- [Goal]
Copy each line of the data below exactly, leaving out pictures.
──────── Given records
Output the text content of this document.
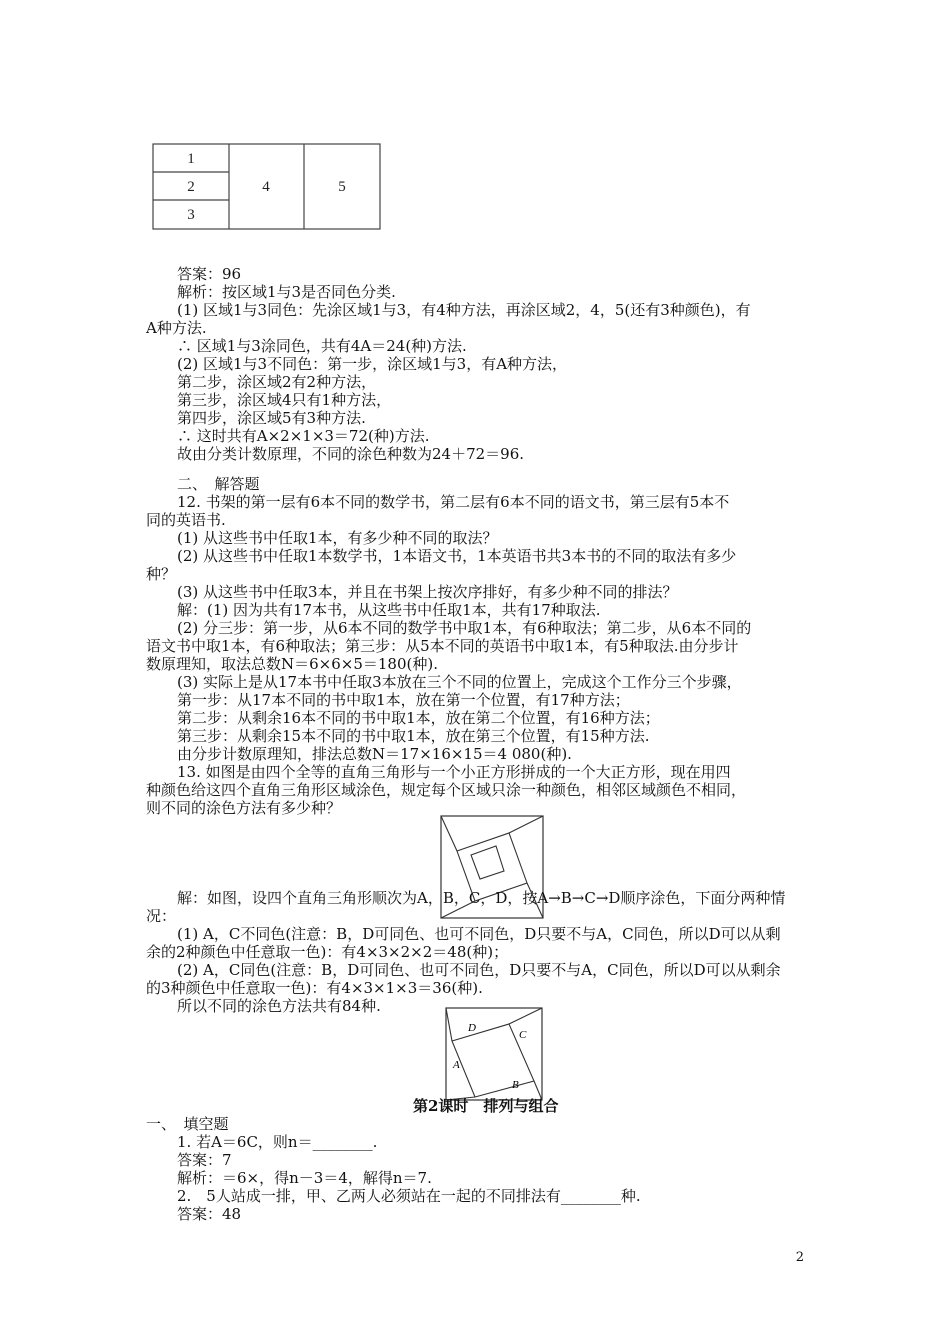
1
2
3
4	5
答案：96
解析：按区域1与3是否同色分类.
(1) 区域1与3同色：先涂区域1与3，有4种方法，再涂区域2，4，5(还有3种颜色)，有
A种方法.
∴ 区域1与3涂同色，共有4A＝24(种)方法.
(2) 区域1与3不同色：第一步，涂区域1与3，有A种方法，
第二步，涂区域2有2种方法，
第三步，涂区域4只有1种方法，
第四步，涂区域5有3种方法.
∴ 这时共有A×2×1×3＝72(种)方法.
故由分类计数原理，不同的涂色种数为24＋72＝96.
二、　解答题
12. 书架的第一层有6本不同的数学书，第二层有6本不同的语文书，第三层有5本不
同的英语书.
(1) 从这些书中任取1本，有多少种不同的取法？
(2) 从这些书中任取1本数学书，1本语文书，1本英语书共3本书的不同的取法有多少
种？
(3) 从这些书中任取3本，并且在书架上按次序排好，有多少种不同的排法？
解：(1) 因为共有17本书，从这些书中任取1本，共有17种取法.
(2) 分三步：第一步，从6本不同的数学书中取1本，有6种取法；第二步，从6本不同的
语文书中取1本，有6种取法；第三步：从5本不同的英语书中取1本，有5种取法.由分步计
数原理知，取法总数N＝6×6×5＝180(种).
(3) 实际上是从17本书中任取3本放在三个不同的位置上，完成这个工作分三个步骤，
第一步：从17本不同的书中取1本，放在第一个位置，有17种方法；
第二步：从剩余16本不同的书中取1本，放在第二个位置，有16种方法；
第三步：从剩余15本不同的书中取1本，放在第三个位置，有15种方法.
由分步计数原理知，排法总数N＝17×16×15＝4 080(种).
13. 如图是由四个全等的直角三角形与一个小正方形拼成的一个大正方形，现在用四
种颜色给这四个直角三角形区域涂色，规定每个区域只涂一种颜色，相邻区域颜色不相同，
则不同的涂色方法有多少种？
解：如图，设四个直角三角形顺次为A，B，C，D，按A→B→C→D顺序涂色，下面分两种情
况：
(1) A，C不同色(注意：B，D可同色、也可不同色，D只要不与A，C同色，所以D可以从剩
余的2种颜色中任意取一色)：有4×3×2×2＝48(种)；
(2) A，C同色(注意：B，D可同色、也可不同色，D只要不与A，C同色，所以D可以从剩余
的3种颜色中任意取一色)：有4×3×1×3＝36(种).
所以不同的涂色方法共有84种.
D
C
A
B
第2课时　排列与组合
一、　填空题
1. 若A＝6C，则n＝________.
答案：7
解析：＝6×，得n－3＝4，解得n＝7.
2.　5人站成一排，甲、乙两人必须站在一起的不同排法有________种.
答案：48
2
────────────────
- [The reply]
Output the text content of this document.
1
2
3
4	5
答案：96
解析：按区域1与3是否同色分类.
(1) 区域1与3同色：先涂区域1与3，有4种方法，再涂区域2，4，5(还有3种颜色)，有
A种方法.
∴ 区域1与3涂同色，共有4A＝24(种)方法.
(2) 区域1与3不同色：第一步，涂区域1与3，有A种方法，
第二步，涂区域2有2种方法，
第三步，涂区域4只有1种方法，
第四步，涂区域5有3种方法.
∴ 这时共有A×2×1×3＝72(种)方法.
故由分类计数原理，不同的涂色种数为24＋72＝96.
二、　解答题
12. 书架的第一层有6本不同的数学书，第二层有6本不同的语文书，第三层有5本不
同的英语书.
(1) 从这些书中任取1本，有多少种不同的取法？
(2) 从这些书中任取1本数学书，1本语文书，1本英语书共3本书的不同的取法有多少
种？
(3) 从这些书中任取3本，并且在书架上按次序排好，有多少种不同的排法？
解：(1) 因为共有17本书，从这些书中任取1本，共有17种取法.
(2) 分三步：第一步，从6本不同的数学书中取1本，有6种取法；第二步，从6本不同的
语文书中取1本，有6种取法；第三步：从5本不同的英语书中取1本，有5种取法.由分步计
数原理知，取法总数N＝6×6×5＝180(种).
(3) 实际上是从17本书中任取3本放在三个不同的位置上，完成这个工作分三个步骤，
第一步：从17本不同的书中取1本，放在第一个位置，有17种方法；
第二步：从剩余16本不同的书中取1本，放在第二个位置，有16种方法；
第三步：从剩余15本不同的书中取1本，放在第三个位置，有15种方法.
由分步计数原理知，排法总数N＝17×16×15＝4 080(种).
13. 如图是由四个全等的直角三角形与一个小正方形拼成的一个大正方形，现在用四
种颜色给这四个直角三角形区域涂色，规定每个区域只涂一种颜色，相邻区域颜色不相同，
则不同的涂色方法有多少种？
解：如图，设四个直角三角形顺次为A，B，C，D，按A→B→C→D顺序涂色，下面分两种情
况：
(1) A，C不同色(注意：B，D可同色、也可不同色，D只要不与A，C同色，所以D可以从剩
余的2种颜色中任意取一色)：有4×3×2×2＝48(种)；
(2) A，C同色(注意：B，D可同色、也可不同色，D只要不与A，C同色，所以D可以从剩余
的3种颜色中任意取一色)：有4×3×1×3＝36(种).
所以不同的涂色方法共有84种.
D
C
A
B
第2课时　排列与组合
一、　填空题
1. 若A＝6C，则n＝________.
答案：7
解析：＝6×，得n－3＝4，解得n＝7.
2.　5人站成一排，甲、乙两人必须站在一起的不同排法有________种.
答案：48
2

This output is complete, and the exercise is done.